[Dataset items]
───

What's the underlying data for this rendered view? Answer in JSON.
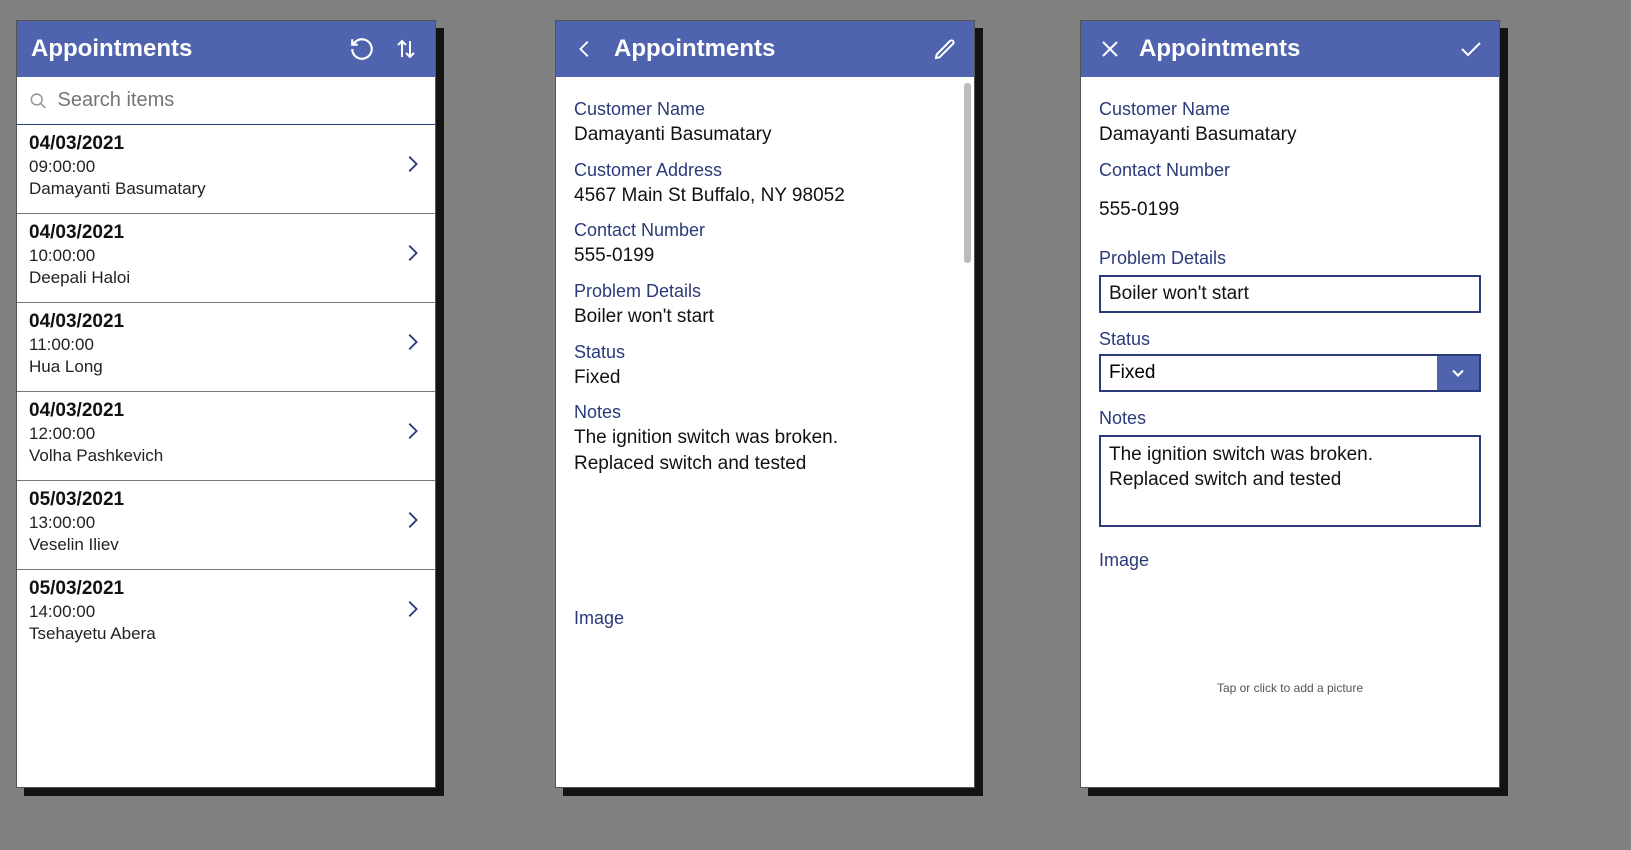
{
  "list": {
    "title": "Appointments",
    "search_placeholder": "Search items",
    "items": [
      {
        "date": "04/03/2021",
        "time": "09:00:00",
        "name": "Damayanti Basumatary"
      },
      {
        "date": "04/03/2021",
        "time": "10:00:00",
        "name": "Deepali Haloi"
      },
      {
        "date": "04/03/2021",
        "time": "11:00:00",
        "name": "Hua Long"
      },
      {
        "date": "04/03/2021",
        "time": "12:00:00",
        "name": "Volha Pashkevich"
      },
      {
        "date": "05/03/2021",
        "time": "13:00:00",
        "name": "Veselin Iliev"
      },
      {
        "date": "05/03/2021",
        "time": "14:00:00",
        "name": "Tsehayetu Abera"
      }
    ]
  },
  "detail": {
    "title": "Appointments",
    "labels": {
      "customer_name": "Customer Name",
      "customer_address": "Customer Address",
      "contact_number": "Contact Number",
      "problem_details": "Problem Details",
      "status": "Status",
      "notes": "Notes",
      "image": "Image"
    },
    "values": {
      "customer_name": "Damayanti Basumatary",
      "customer_address": "4567 Main St Buffalo, NY 98052",
      "contact_number": "555-0199",
      "problem_details": "Boiler won't start",
      "status": "Fixed",
      "notes": "The ignition switch was broken.\nReplaced switch and tested"
    }
  },
  "edit": {
    "title": "Appointments",
    "labels": {
      "customer_name": "Customer Name",
      "contact_number": "Contact Number",
      "problem_details": "Problem Details",
      "status": "Status",
      "notes": "Notes",
      "image": "Image"
    },
    "values": {
      "customer_name": "Damayanti Basumatary",
      "contact_number": "555-0199",
      "problem_details": "Boiler won't start",
      "status": "Fixed",
      "notes": "The ignition switch was broken.\nReplaced switch and tested"
    },
    "image_hint": "Tap or click to add a picture"
  }
}
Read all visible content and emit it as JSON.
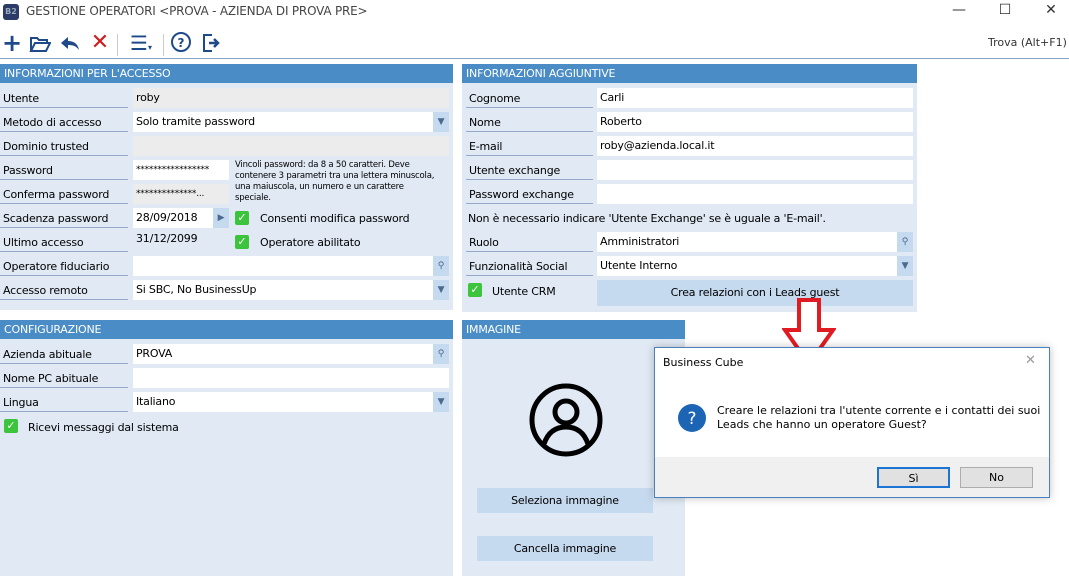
{
  "window": {
    "title": "GESTIONE OPERATORI <PROVA - AZIENDA DI PROVA PRE>",
    "logo": "B2"
  },
  "toolbar": {
    "icons": [
      "plus-icon",
      "folder-open-icon",
      "undo-icon",
      "delete-icon",
      "menu-icon",
      "help-icon",
      "exit-icon"
    ],
    "search_label": "Trova (Alt+F1)"
  },
  "access": {
    "header": "INFORMAZIONI PER L'ACCESSO",
    "utente_label": "Utente",
    "utente": "roby",
    "metodo_label": "Metodo di accesso",
    "metodo": "Solo tramite password",
    "dominio_label": "Dominio trusted",
    "password_label": "Password",
    "password": "*****************",
    "conferma_label": "Conferma password",
    "conferma": "**************...",
    "vincoli": "Vincoli password: da 8 a 50 caratteri. Deve contenere 3 parametri tra una lettera minuscola, una maiuscola, un numero e un carattere speciale.",
    "scadenza_label": "Scadenza password",
    "scadenza": "28/09/2018",
    "consenti_label": "Consenti modifica password",
    "ultimo_label": "Ultimo accesso",
    "ultimo": "31/12/2099",
    "abilitato_label": "Operatore abilitato",
    "fiduciario_label": "Operatore fiduciario",
    "remoto_label": "Accesso remoto",
    "remoto": "Si SBC, No BusinessUp"
  },
  "extra": {
    "header": "INFORMAZIONI AGGIUNTIVE",
    "cognome_label": "Cognome",
    "cognome": "Carli",
    "nome_label": "Nome",
    "nome": "Roberto",
    "email_label": "E-mail",
    "email": "roby@azienda.local.it",
    "exuser_label": "Utente exchange",
    "expass_label": "Password exchange",
    "note": "Non è necessario indicare 'Utente Exchange' se è uguale a 'E-mail'.",
    "ruolo_label": "Ruolo",
    "ruolo": "Amministratori",
    "social_label": "Funzionalità Social",
    "social": "Utente Interno",
    "crm_label": "Utente CRM",
    "leads_button": "Crea relazioni con i Leads guest"
  },
  "config": {
    "header": "CONFIGURAZIONE",
    "azienda_label": "Azienda abituale",
    "azienda": "PROVA",
    "pc_label": "Nome PC abituale",
    "lingua_label": "Lingua",
    "lingua": "Italiano",
    "messaggi_label": "Ricevi messaggi dal sistema"
  },
  "image": {
    "header": "IMMAGINE",
    "select_button": "Seleziona immagine",
    "delete_button": "Cancella immagine"
  },
  "dialog": {
    "title": "Business Cube",
    "message_line1": "Creare le relazioni tra l'utente corrente e i contatti dei suoi",
    "message_line2": "Leads che hanno un operatore Guest?",
    "yes": "Sì",
    "no": "No"
  },
  "colors": {
    "header": "#4a8cc5",
    "panel": "#e0e9f4",
    "arrow": "#e01b22",
    "check": "#3cc43c"
  }
}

───

*REQUEST*
Repeat the records above exactly, omitting every picture.

*WORKED ANSWER*
What's the underlying data for this rendered view? Answer in JSON.
{
  "list": {
    "title": "Appointments",
    "search_placeholder": "Search items",
    "items": [
      {
        "date": "04/03/2021",
        "time": "09:00:00",
        "name": "Damayanti Basumatary"
      },
      {
        "date": "04/03/2021",
        "time": "10:00:00",
        "name": "Deepali Haloi"
      },
      {
        "date": "04/03/2021",
        "time": "11:00:00",
        "name": "Hua Long"
      },
      {
        "date": "04/03/2021",
        "time": "12:00:00",
        "name": "Volha Pashkevich"
      },
      {
        "date": "05/03/2021",
        "time": "13:00:00",
        "name": "Veselin Iliev"
      },
      {
        "date": "05/03/2021",
        "time": "14:00:00",
        "name": "Tsehayetu Abera"
      }
    ]
  },
  "detail": {
    "title": "Appointments",
    "labels": {
      "customer_name": "Customer Name",
      "customer_address": "Customer Address",
      "contact_number": "Contact Number",
      "problem_details": "Problem Details",
      "status": "Status",
      "notes": "Notes",
      "image": "Image"
    },
    "values": {
      "customer_name": "Damayanti Basumatary",
      "customer_address": "4567 Main St Buffalo, NY 98052",
      "contact_number": "555-0199",
      "problem_details": "Boiler won't start",
      "status": "Fixed",
      "notes": "The ignition switch was broken.\nReplaced switch and tested"
    }
  },
  "edit": {
    "title": "Appointments",
    "labels": {
      "customer_name": "Customer Name",
      "contact_number": "Contact Number",
      "problem_details": "Problem Details",
      "status": "Status",
      "notes": "Notes",
      "image": "Image"
    },
    "values": {
      "customer_name": "Damayanti Basumatary",
      "contact_number": "555-0199",
      "problem_details": "Boiler won't start",
      "status": "Fixed",
      "notes": "The ignition switch was broken.\nReplaced switch and tested"
    },
    "image_hint": "Tap or click to add a picture"
  }
}
Read all visible content and emit it as JSON.
{
  "window": {
    "title": "GESTIONE OPERATORI <PROVA - AZIENDA DI PROVA PRE>",
    "logo": "B2"
  },
  "toolbar": {
    "icons": [
      "plus-icon",
      "folder-open-icon",
      "undo-icon",
      "delete-icon",
      "menu-icon",
      "help-icon",
      "exit-icon"
    ],
    "search_label": "Trova (Alt+F1)"
  },
  "access": {
    "header": "INFORMAZIONI PER L'ACCESSO",
    "utente_label": "Utente",
    "utente": "roby",
    "metodo_label": "Metodo di accesso",
    "metodo": "Solo tramite password",
    "dominio_label": "Dominio trusted",
    "password_label": "Password",
    "password": "*****************",
    "conferma_label": "Conferma password",
    "conferma": "**************...",
    "vincoli": "Vincoli password: da 8 a 50 caratteri. Deve contenere 3 parametri tra una lettera minuscola, una maiuscola, un numero e un carattere speciale.",
    "scadenza_label": "Scadenza password",
    "scadenza": "28/09/2018",
    "consenti_label": "Consenti modifica password",
    "ultimo_label": "Ultimo accesso",
    "ultimo": "31/12/2099",
    "abilitato_label": "Operatore abilitato",
    "fiduciario_label": "Operatore fiduciario",
    "remoto_label": "Accesso remoto",
    "remoto": "Si SBC, No BusinessUp"
  },
  "extra": {
    "header": "INFORMAZIONI AGGIUNTIVE",
    "cognome_label": "Cognome",
    "cognome": "Carli",
    "nome_label": "Nome",
    "nome": "Roberto",
    "email_label": "E-mail",
    "email": "roby@azienda.local.it",
    "exuser_label": "Utente exchange",
    "expass_label": "Password exchange",
    "note": "Non è necessario indicare 'Utente Exchange' se è uguale a 'E-mail'.",
    "ruolo_label": "Ruolo",
    "ruolo": "Amministratori",
    "social_label": "Funzionalità Social",
    "social": "Utente Interno",
    "crm_label": "Utente CRM",
    "leads_button": "Crea relazioni con i Leads guest"
  },
  "config": {
    "header": "CONFIGURAZIONE",
    "azienda_label": "Azienda abituale",
    "azienda": "PROVA",
    "pc_label": "Nome PC abituale",
    "lingua_label": "Lingua",
    "lingua": "Italiano",
    "messaggi_label": "Ricevi messaggi dal sistema"
  },
  "image": {
    "header": "IMMAGINE",
    "select_button": "Seleziona immagine",
    "delete_button": "Cancella immagine"
  },
  "dialog": {
    "title": "Business Cube",
    "message_line1": "Creare le relazioni tra l'utente corrente e i contatti dei suoi",
    "message_line2": "Leads che hanno un operatore Guest?",
    "yes": "Sì",
    "no": "No"
  },
  "colors": {
    "header": "#4a8cc5",
    "panel": "#e0e9f4",
    "arrow": "#e01b22",
    "check": "#3cc43c"
  }
}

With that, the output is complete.